#### [EXTRACT TO READ]
Hanwha TotalEnergies Petrochemical Co., Ltd.
- Native name: 한화토탈에너지스 주식회사
- Formerly: Samsung General Chemicals (1988–2003) Samsung Atofina (2003) Samsung Total Petrochemicals (2004–2015) Hanwha Total Petrochemical (2015–2022)
- Company type: Joint venture
- Industry: Petrochemicals, Petroleum refining
- Founded: May 1988; 38 years ago (as Samsung General Chemicals)
- Headquarters: Daesan, Seosan, South Chungcheong Province, South Korea
- Key people: Laurentius Na (CEO)
- Products: Polyethylene, polypropylene, ethylene, propylene, styrene, paraxylene, EVA, gasoline, diesel, jet fuel, LPG
- Owner: Hanwha (50%) TotalEnergies (50%)
- Number of employees: approximately 1,788 (2021) (2021)
- Parent: Hanwha Group
- Website: www.htpchem.com

= Hanwha TotalEnergies Petrochemical =

South Korean petrochemical joint venture

Hanwha TotalEnergies Petrochemical Co., Ltd. (한화토탈에너지스) is a South Korean petrochemical company operating as a 50–50 joint venture between Hanwha Group and TotalEnergies. The company is headquartered in Daesan, Seosan, South Chungcheong Province, where it operates a large integrated refining and petrochemical complex.

== History ==
=== Samsung General Chemicals (1988–2003) ===
The company was founded in May 1988 as Samsung General Chemicals (삼성종합화학), a subsidiary of the Samsung Group. Construction of the Daesan petrochemical plant commenced in November 1989, and a comprehensive research institute was opened the same year. The Daesan complex was completed and began operations in September 1991. Over the following decade, the company expanded its facilities, completing plants for composite polypropylene (1993), styrene (1996), aromatics, purified terephthalic acid (PTA), and utilities (1997).

=== Joint venture with Total (2003-2015) ===
In May 2003, Samsung General Chemicals entered into a 50-50 joint venture agreement with Total (through its chemical subsidiary Atofina), creating Samsung Atofina. The company was renamed Samsung Total Petrochemicals in 2004.

#### [Dataset entries]
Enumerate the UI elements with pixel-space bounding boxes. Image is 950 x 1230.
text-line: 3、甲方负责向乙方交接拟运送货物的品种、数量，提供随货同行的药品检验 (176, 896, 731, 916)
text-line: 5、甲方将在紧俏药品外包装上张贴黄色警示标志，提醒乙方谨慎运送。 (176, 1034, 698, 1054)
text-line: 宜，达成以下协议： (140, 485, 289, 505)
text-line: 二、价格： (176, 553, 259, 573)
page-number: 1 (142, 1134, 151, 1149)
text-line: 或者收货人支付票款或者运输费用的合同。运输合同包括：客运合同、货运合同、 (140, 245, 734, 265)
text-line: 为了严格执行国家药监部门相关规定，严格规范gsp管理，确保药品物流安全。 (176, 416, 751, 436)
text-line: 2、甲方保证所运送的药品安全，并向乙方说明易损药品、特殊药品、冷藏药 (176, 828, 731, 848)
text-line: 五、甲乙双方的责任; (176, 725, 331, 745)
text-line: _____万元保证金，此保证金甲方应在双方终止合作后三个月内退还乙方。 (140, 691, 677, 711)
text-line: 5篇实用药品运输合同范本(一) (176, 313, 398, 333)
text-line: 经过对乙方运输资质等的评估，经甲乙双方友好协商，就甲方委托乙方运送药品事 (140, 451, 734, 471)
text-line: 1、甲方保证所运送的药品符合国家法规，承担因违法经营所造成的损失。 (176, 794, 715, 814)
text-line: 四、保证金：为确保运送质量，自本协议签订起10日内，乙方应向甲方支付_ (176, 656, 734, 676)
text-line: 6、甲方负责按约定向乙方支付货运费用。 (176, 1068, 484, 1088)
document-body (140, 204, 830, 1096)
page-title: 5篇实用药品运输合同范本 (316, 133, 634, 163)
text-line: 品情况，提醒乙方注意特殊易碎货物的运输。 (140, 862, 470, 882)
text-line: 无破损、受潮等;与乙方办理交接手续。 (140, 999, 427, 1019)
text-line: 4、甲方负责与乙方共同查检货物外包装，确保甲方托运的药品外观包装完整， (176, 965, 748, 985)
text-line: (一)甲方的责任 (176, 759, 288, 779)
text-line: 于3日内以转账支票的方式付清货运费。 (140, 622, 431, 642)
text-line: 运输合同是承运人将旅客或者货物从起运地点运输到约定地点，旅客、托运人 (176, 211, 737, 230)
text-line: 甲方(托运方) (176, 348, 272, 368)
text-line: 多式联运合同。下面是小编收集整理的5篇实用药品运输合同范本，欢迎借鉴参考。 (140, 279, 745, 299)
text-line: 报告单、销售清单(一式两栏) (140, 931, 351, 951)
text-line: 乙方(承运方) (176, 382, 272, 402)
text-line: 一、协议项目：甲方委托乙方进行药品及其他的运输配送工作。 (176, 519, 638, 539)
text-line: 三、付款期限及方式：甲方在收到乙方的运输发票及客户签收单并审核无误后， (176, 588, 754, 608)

#### [WHAT YOU ARE ASKED TO DO]
Answer the following questions using the text on Hanwha TotalEnergies Petrochemical.
(a) In which city is the company headquartered?
(b) In what month and year did the Daesan complex begin operations?
(c) What name did the company take in 2004?

#### [OUTPUT FOR THIS EXERCISE]
(a) Daesan, Seosan, South Chungcheong Province, South Korea
(b) September 1991
(c) Samsung Total Petrochemicals